■ Objective A ■
Transcribe the passage of the privacy and surveillance excerpt between "Surveillance, of course, is" and "no real protection.", inclusive.
■ Objective B ■
Extend the article on privacy and CCTV in New Zealand, picking up after its final sentence.

Yet at the same time that New Zealanders have been embracing such technology, their fears over privacy have steadily increased.
Shroff says: "As the tide of technological advances has increased, people's awareness has risen and their concerns have started to rise, though New Zealanders are not quite as concerned as Europeans.
There are two issues really: who has access to people's information and people being denied access to information about themselves."
Governments and businesses have databases bursting with huge amounts of information. As long as they comply with certain rules, they are able to share it with each other and with other agencies, both nationally and abroad. And sometimes it's stored in cloud computing systems - remotely, and usually in a foreign country.
And don't be fooled by the apparent intimacy of social networking websites. That information is collated somewhere too, and often passed to direct marketing companies.
"Businesses can collect information about people and turn it into aggressive marketing. They use that information to profile people and then target market them . . . most people in New Zealand are not aware of this," Shroff says.
"Personal information is an asset which can be turned into money. The individual is the cannon fodder."
We want the convenience new technology provides and we're often happy to share secrets with the global village. But we're less willing to open up to real people at our door, on the street or on the phone in the way that we did decades ago.
Surveillance, of course, is another area that is constantly cranking up. But most of us don't regard this as an intrusion. In fact it makes us feel safer. Nowadays, however, CCTV is everywhere.
Being tracked by CCTV on trains, planes and automobiles from Invercargill to Kaitaia is, I am told, for my protection - though in Auckland, the police, council and transport authorities were loathe to let me see behind the smoke and mirrors into the inner workings of their control rooms.
Almost with one voice, the authorities said they didn't want people to know where the cameras were. It was, they said, a security issue even though so many of the locations were blindingly obvious.
More likely it's because they don't want to admit that their cameras do not produce high enough quality images to offer real evidence of the identity of criminals and, subsequently, no real protection.
In a vicious attack at Sydney's domestic airport in March 2009, police were able to see the mob of men beating their victim to death with metal poles, but the CCTV quality was so poor they couldn't identify any of the killers. So whose interests do they really serve?
Rod Nicolson, director of Vision Security Systems, one of New Zealand's largest providers of CCTV cameras for shopping centres and malls, estimates the numbers of public body cameras - operated by police and councils - have increased tenfold in the past five years. And there are 30 per cent more cameras in supermarkets than there were 10 years ago, he says.
"There are now improved cameras that use IT technology so images are clearer and it's easier to identify people. That's what people want."

■ Listing ■
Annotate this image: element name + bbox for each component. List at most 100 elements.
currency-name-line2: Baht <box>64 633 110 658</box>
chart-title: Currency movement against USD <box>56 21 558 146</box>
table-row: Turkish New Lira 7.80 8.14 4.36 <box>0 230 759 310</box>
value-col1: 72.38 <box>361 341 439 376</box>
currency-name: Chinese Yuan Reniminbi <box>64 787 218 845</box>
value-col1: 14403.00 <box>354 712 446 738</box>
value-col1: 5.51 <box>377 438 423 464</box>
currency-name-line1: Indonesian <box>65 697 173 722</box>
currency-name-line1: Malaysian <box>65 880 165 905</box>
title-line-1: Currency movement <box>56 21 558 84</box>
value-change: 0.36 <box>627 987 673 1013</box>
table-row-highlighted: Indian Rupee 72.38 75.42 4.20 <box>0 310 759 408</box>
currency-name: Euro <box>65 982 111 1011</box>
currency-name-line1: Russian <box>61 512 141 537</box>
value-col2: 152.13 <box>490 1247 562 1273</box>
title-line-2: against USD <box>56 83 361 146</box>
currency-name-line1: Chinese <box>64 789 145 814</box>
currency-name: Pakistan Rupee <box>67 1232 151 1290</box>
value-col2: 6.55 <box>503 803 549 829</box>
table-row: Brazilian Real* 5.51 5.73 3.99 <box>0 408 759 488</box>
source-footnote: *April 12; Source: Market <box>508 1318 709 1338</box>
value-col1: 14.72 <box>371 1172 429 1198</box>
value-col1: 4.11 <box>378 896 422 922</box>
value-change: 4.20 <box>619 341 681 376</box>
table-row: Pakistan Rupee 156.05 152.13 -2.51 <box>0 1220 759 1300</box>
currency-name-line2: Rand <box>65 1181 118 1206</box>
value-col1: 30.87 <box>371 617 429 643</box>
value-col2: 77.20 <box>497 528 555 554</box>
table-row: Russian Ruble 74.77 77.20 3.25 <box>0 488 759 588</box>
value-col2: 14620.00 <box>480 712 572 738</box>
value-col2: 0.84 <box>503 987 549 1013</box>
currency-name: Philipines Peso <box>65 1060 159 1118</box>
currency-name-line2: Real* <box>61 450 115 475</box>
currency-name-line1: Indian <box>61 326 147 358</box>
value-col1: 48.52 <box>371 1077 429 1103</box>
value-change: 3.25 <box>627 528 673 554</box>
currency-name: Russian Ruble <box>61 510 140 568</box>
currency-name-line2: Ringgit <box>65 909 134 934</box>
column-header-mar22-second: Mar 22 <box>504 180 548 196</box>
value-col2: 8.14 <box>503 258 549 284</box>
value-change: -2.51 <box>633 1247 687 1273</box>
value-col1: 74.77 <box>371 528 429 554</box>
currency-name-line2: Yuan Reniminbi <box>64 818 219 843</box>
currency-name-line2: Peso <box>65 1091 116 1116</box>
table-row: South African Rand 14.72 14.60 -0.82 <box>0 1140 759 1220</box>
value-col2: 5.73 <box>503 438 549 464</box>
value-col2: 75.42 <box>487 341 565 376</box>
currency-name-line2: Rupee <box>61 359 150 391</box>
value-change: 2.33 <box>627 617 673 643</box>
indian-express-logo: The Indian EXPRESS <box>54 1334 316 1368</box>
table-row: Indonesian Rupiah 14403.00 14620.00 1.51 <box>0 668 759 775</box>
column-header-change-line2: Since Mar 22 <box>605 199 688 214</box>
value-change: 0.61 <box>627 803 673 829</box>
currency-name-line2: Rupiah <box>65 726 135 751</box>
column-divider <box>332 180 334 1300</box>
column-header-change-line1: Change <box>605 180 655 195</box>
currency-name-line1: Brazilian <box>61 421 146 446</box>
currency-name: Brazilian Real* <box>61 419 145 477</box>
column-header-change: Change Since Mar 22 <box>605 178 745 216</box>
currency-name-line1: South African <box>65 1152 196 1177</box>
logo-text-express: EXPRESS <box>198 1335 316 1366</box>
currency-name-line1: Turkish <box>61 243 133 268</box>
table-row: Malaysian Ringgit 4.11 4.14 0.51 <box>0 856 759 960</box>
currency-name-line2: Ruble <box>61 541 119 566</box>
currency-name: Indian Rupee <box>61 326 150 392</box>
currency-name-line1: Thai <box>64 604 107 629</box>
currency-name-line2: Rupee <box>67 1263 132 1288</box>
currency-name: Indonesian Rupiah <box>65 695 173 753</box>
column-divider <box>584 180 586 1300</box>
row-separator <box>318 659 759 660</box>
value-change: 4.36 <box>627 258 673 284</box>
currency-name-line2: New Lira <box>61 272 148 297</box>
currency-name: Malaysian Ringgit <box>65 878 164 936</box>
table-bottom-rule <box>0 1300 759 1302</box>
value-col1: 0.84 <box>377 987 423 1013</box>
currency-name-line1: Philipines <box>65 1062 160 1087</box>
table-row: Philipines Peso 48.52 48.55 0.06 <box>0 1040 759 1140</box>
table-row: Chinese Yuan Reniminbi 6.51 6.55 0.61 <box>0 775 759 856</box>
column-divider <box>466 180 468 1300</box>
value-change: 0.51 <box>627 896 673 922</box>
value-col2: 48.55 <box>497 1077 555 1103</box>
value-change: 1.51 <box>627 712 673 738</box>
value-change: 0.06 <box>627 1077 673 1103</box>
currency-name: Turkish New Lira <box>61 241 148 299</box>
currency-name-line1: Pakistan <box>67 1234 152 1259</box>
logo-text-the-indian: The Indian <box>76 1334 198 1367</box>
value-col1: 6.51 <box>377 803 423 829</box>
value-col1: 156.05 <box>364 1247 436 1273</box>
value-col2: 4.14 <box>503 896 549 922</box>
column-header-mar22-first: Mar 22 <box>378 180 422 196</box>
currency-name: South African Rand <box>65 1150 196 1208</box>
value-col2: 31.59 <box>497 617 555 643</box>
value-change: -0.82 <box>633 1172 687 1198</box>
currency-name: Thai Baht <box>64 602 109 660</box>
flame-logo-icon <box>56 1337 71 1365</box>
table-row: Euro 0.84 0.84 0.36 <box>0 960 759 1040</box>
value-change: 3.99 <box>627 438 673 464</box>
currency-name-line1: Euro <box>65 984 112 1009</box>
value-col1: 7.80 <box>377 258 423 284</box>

■ Reply A ■
Surveillance, of course, is another area that is constantly cranking up. But most of us don't regard this as an intrusion. In fact it makes us feel safer. Nowadays, however, CCTV is everywhere.
Being tracked by CCTV on trains, planes and automobiles from Invercargill to Kaitaia is, I am told, for my protection - though in Auckland, the police, council and transport authorities were loathe to let me see behind the smoke and mirrors into the inner workings of their control rooms.
Almost with one voice, the authorities said they didn't want people to know where the cameras were. It was, they said, a security issue even though so many of the locations were blindingly obvious.
More likely it's because they don't want to admit that their cameras do not produce high enough quality images to offer real evidence of the identity of criminals and, subsequently, no real protection.

■ Reply B ■
We may accept cameras in dairies and dress fitting rooms (whether it's to protect ourselves or the profits of shopkeepers) but we are less ready to share details of our private lives.
Last year a Global Privacy Enforcement Network was set up with the involvement of some 50 privacy regulators, including New Zealand. The aim is to monitor the way personal information is transferred and stored.
At the same time, the Law Commission has spent the past five years reviewing the Privacy Act 1993.
Issues discussed in the report, to be published in the next month, include how to monitor and control the privacy implications of new technology; to what extent government departments should be able to share information about citizens; and whether there should be an obligation to notify people if information about them is wrongly released or lost.
Professor John Burrows, of the New Zealand Law Commission, says the advance of technology is a major privacy issue.
But there are also concerns that the Privacy Act itself is not always understood, leading some authorities to refuse to give out information that is a matter of public record. (Or, as the commission noted in the Issues Paper in March less year: "There is a syndrome known as BOTPA: Because of the Privacy Act'. In other words withholding information incorrectly.").
Professor Burrows says: "We have to make sure information isn't unreasonably withheld, and that individuals can get access to information about them held by agencies."
Last month, Waitakere District Court wrongly cited the Privacy Act as grounds for not disclosing whether a childcare worker allegedly caught with P in a stolen car had admitted the charge, or had been allowed out of jail to return home. This should have been a matter of public record.
Shroff is keen to protect New Zealanders and help them protect themselves. And the Privacy Commissioner agrees we have grown more privacy conscious than we were in the past.
"Facebook and Twitter were like new toys, a virtual life zone where people were kind of playing and trying it out. I think the penny has dropped now that this is not a virtual world or a free zone - it needs to be used safely.
"But it's wrong to think young people don't care about their privacy. They do."
Most New Zealanders believe Facebook and Google should be regulated to protect personal privacy, according to a new poll by UMR research. But New Zealanders are more positive about Google than Australians.
More than half (54 per cent) of Kiwis think Google already does a good job protecting privacy, compared with 45 per cent of Australians.
Reports that college students have been complaining that their parents or teachers "spy" on them on Facebook, however, suggests that many young people believe only their friends are looking at their conversations and photographs. That those exchanges are, well, private.
Ron McQuilter, of Paragon, a private investigations agency that specialises in finding adopted children and missing family members, found a considerable amount out about me in one hour - somewhat more than Liddle managed in 2006.
"When I began in this business 28 years ago there were no computers," he says. "You had to go to the Companies Office and the Land Transfer Office - there was no centralised place. "Now it's different. The information is out there and often easy to access. People need to be aware of that."
This is your life: an open book
It took Auckland private investigator Ron McQuilter less than an hour to discover the following information about journalist Jo Knowsley.
- Joanne Margaret Knowsley (likes to be known as Jo)
- Photo on file
- Aged about 53 years (born 1958?)
- Comes from a strong family of Knowsleys in the Wellington region?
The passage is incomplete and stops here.